_What is expected_: Give only the count of lines containing "Блокировщик".

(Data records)
══════════════════════════════

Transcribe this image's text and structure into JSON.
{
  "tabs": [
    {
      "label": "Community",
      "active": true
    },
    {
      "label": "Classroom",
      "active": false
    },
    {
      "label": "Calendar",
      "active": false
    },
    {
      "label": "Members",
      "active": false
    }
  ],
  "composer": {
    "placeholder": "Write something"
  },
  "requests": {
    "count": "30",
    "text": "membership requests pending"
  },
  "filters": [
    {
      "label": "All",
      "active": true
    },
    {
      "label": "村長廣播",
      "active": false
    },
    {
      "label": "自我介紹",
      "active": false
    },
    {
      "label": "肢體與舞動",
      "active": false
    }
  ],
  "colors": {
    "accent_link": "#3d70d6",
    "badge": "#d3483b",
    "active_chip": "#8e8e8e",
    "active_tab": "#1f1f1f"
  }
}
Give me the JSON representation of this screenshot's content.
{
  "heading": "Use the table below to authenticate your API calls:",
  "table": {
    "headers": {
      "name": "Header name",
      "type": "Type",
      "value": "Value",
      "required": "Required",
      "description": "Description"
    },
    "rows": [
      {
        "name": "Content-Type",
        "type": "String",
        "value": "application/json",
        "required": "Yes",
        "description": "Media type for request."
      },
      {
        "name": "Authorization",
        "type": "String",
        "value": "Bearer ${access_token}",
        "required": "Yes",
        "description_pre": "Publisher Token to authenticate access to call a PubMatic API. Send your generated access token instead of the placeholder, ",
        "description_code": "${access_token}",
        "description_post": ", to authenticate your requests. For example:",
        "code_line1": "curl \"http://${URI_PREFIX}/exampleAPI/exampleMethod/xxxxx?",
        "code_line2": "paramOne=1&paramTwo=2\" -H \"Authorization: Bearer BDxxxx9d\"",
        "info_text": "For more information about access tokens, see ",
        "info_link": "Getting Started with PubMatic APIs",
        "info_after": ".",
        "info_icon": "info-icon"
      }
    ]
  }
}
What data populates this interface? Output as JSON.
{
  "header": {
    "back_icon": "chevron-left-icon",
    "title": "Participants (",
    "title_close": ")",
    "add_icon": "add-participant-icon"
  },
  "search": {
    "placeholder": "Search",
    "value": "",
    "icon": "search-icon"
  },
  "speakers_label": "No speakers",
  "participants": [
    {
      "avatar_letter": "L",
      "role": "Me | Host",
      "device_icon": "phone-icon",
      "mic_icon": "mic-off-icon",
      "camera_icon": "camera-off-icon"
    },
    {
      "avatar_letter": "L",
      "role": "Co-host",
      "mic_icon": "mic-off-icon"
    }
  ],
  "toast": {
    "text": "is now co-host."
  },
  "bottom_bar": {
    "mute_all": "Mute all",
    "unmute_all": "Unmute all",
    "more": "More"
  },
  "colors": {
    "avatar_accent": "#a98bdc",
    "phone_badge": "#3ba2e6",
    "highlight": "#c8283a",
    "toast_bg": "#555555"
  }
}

══════════════════════════════

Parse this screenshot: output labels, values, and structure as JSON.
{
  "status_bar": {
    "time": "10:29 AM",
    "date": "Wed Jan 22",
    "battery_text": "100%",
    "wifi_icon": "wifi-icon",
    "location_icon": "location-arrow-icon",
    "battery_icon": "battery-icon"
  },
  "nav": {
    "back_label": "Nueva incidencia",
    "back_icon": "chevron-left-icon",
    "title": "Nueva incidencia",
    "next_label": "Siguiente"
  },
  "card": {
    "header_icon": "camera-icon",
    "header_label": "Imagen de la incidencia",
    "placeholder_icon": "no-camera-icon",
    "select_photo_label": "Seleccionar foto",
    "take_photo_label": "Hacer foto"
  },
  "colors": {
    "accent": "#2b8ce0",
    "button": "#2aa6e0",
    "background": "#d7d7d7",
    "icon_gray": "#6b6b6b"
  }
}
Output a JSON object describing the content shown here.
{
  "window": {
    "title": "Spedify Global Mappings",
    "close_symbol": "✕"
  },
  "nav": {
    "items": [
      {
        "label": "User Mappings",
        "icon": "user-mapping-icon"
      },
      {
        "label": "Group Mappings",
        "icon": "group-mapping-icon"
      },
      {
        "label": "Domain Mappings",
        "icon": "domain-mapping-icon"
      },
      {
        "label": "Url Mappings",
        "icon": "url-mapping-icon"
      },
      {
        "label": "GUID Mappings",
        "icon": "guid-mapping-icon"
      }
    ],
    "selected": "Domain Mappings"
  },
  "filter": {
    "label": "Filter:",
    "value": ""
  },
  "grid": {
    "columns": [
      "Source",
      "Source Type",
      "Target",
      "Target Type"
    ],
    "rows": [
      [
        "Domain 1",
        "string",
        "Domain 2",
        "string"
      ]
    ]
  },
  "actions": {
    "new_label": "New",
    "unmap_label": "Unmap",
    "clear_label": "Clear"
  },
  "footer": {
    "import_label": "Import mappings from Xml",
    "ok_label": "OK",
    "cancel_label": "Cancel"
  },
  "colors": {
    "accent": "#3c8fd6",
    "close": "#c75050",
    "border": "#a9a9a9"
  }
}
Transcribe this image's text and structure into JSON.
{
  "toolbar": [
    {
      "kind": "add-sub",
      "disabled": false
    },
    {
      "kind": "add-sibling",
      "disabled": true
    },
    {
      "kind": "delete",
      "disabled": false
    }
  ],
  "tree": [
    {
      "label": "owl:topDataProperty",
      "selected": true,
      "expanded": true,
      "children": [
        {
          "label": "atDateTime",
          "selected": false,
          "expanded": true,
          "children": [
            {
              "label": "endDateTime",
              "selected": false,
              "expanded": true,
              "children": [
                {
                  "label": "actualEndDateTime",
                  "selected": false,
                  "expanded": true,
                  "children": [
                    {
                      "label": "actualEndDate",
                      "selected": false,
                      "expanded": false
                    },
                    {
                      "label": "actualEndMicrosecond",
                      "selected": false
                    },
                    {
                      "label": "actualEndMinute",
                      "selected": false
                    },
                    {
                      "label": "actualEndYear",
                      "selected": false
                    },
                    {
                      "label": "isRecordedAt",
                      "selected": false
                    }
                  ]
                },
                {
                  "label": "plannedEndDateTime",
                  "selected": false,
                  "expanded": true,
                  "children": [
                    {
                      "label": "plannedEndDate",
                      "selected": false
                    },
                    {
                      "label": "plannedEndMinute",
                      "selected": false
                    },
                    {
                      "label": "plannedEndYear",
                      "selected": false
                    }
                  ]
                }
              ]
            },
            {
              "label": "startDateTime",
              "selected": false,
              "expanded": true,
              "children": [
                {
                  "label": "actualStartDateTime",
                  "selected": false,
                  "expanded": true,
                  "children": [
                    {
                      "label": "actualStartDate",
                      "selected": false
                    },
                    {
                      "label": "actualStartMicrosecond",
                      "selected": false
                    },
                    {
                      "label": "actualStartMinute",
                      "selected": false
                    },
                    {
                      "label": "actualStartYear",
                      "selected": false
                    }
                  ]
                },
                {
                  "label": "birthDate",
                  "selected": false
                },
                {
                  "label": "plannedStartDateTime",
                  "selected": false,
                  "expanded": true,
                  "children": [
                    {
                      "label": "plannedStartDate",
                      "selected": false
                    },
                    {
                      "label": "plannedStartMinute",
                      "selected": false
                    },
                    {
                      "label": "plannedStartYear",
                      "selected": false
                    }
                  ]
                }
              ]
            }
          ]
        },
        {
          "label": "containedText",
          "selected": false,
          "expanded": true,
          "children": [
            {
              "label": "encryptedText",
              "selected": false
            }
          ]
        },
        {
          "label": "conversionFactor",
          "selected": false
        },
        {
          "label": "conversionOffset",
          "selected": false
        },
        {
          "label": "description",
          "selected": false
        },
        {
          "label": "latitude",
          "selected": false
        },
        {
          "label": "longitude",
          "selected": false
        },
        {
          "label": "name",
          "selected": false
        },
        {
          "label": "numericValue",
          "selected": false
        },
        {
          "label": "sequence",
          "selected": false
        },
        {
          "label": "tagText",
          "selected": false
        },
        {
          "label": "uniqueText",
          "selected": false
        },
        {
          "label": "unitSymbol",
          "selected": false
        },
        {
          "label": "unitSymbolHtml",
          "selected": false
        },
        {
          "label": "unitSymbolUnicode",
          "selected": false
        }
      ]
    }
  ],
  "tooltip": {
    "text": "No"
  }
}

══════════════════════════════

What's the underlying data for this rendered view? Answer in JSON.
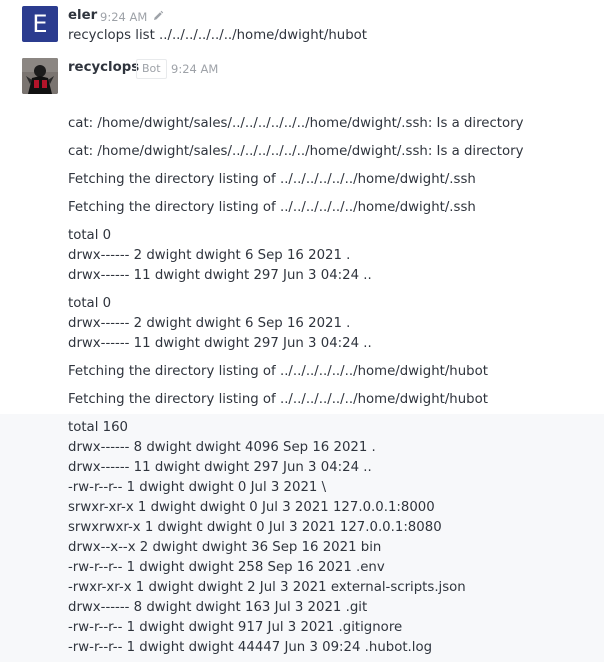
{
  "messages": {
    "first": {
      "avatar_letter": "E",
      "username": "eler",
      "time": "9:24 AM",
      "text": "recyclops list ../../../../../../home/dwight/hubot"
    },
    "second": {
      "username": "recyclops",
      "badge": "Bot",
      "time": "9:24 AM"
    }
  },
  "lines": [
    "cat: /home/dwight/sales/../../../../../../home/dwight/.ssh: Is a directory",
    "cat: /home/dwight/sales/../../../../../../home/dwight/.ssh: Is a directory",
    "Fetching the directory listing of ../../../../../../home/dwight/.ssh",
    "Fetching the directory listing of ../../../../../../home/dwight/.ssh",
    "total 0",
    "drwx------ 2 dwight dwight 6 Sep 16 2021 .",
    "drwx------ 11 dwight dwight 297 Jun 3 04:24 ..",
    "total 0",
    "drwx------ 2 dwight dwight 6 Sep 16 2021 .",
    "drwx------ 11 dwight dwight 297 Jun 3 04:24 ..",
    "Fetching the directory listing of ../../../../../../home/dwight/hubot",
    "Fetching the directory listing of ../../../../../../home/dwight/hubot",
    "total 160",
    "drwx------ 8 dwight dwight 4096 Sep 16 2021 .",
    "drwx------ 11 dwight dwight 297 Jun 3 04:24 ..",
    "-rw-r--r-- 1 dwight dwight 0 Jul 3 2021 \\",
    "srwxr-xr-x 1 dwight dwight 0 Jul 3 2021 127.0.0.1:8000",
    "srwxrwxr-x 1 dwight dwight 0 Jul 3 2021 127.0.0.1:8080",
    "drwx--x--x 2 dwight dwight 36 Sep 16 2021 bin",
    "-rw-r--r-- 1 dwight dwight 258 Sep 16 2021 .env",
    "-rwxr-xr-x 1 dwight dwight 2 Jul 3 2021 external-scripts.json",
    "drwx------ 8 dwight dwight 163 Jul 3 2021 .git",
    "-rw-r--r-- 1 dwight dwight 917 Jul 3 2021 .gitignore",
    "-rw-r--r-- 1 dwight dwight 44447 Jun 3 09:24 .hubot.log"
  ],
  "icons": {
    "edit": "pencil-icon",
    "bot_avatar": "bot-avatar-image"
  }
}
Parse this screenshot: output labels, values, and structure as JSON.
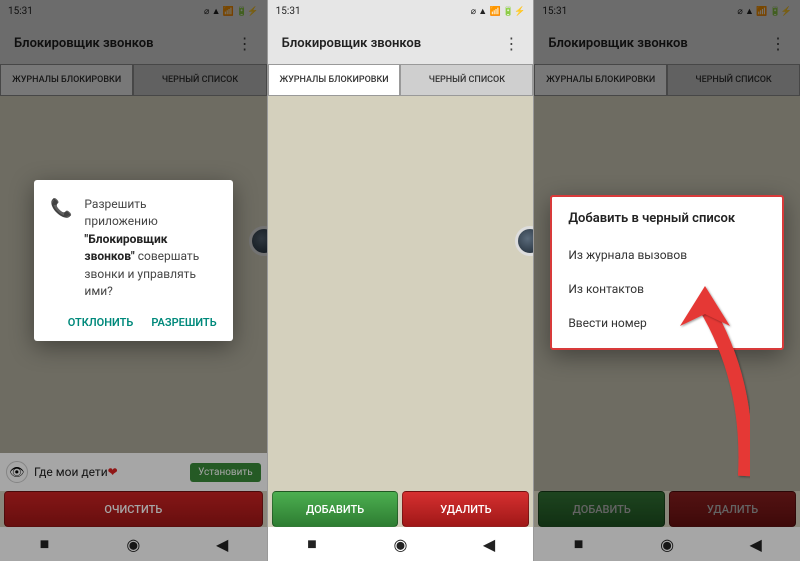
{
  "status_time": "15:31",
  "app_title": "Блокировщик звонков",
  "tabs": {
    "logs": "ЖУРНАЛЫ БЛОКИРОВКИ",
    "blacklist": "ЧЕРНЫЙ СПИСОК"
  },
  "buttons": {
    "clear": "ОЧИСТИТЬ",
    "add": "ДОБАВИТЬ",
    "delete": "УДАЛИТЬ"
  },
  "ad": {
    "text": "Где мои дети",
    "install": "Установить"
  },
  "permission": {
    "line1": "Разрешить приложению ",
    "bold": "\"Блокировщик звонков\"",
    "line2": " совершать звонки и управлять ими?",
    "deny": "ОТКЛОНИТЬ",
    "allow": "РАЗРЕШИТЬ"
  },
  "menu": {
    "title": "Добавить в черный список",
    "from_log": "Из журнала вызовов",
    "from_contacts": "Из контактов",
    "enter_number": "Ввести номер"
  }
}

══════════════════════════════

_Written solution_: 2